Look through the data for the string "távolság". Copy every line where it is found.

(Records from a collection)

■ ■ ■

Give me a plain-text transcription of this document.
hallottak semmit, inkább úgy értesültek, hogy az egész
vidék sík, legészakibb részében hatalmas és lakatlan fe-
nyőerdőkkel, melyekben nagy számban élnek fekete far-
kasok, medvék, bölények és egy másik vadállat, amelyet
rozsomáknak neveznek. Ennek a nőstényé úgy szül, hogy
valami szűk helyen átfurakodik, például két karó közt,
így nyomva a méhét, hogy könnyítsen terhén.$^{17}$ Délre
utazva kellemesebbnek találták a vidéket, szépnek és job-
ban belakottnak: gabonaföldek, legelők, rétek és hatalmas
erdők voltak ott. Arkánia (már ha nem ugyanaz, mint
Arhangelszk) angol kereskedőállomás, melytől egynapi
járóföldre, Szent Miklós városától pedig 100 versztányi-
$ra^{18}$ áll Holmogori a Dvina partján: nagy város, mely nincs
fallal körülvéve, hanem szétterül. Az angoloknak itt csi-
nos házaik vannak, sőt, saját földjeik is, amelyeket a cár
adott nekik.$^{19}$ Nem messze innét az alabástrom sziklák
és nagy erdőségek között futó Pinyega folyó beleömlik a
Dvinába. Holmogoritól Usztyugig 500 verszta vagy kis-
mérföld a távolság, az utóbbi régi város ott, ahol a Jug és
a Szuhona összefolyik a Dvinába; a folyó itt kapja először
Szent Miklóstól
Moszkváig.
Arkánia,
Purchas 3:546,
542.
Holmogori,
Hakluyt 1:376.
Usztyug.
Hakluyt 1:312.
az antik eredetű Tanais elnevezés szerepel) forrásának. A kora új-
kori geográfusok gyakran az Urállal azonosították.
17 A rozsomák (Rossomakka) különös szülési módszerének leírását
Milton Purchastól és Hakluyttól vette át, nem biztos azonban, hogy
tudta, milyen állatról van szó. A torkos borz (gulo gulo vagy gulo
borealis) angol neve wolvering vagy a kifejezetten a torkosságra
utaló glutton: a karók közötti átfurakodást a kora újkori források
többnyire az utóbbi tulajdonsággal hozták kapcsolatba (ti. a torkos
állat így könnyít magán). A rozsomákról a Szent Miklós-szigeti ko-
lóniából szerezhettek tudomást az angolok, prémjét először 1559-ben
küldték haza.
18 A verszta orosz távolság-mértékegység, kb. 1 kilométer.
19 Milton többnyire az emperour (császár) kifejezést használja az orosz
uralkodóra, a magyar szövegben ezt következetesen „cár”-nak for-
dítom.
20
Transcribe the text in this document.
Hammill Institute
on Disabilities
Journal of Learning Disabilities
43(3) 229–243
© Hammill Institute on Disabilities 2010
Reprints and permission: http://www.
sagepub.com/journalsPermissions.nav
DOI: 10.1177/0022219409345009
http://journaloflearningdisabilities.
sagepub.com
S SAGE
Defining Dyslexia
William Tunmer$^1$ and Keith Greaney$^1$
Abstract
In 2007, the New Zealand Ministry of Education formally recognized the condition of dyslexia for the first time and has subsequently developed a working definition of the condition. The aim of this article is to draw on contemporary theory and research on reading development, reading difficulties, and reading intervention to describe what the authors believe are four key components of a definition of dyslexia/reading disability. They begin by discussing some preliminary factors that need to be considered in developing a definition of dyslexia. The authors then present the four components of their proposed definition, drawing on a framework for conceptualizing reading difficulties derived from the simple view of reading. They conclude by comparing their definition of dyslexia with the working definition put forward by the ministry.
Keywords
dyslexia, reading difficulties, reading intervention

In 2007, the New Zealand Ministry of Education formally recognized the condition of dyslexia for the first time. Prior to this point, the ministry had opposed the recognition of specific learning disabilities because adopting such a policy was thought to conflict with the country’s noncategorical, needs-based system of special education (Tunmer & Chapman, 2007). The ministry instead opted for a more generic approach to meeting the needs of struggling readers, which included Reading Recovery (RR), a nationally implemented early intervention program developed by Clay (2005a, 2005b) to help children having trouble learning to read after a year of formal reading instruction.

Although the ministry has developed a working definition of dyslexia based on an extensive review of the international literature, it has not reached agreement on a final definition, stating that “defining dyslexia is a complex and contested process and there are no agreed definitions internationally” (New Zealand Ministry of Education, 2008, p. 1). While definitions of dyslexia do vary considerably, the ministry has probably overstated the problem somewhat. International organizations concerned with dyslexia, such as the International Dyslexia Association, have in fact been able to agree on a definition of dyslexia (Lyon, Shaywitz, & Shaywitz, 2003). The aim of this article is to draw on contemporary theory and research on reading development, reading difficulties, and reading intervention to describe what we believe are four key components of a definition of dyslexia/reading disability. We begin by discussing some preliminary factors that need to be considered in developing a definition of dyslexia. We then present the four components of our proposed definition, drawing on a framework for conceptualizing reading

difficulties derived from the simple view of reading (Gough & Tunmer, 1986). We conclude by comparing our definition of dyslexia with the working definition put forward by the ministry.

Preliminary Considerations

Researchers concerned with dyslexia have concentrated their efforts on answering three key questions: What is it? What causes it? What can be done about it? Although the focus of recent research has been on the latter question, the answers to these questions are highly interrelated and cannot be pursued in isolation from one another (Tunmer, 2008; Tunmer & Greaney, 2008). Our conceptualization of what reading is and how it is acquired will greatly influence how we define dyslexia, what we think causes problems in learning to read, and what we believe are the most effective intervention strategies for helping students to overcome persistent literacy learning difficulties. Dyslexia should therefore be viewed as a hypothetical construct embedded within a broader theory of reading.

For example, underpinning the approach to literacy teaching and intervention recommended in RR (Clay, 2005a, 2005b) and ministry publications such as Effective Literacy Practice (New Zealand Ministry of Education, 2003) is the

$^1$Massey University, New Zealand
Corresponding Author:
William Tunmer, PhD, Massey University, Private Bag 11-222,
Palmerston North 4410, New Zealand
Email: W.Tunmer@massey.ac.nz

■ ■ ■

- **IN RESPONSE**
mérföld a távolság, az utóbbi régi város ott, ahol a Jug és
18 A verszta orosz távolság-mértékegység, kb. 1 kilométer.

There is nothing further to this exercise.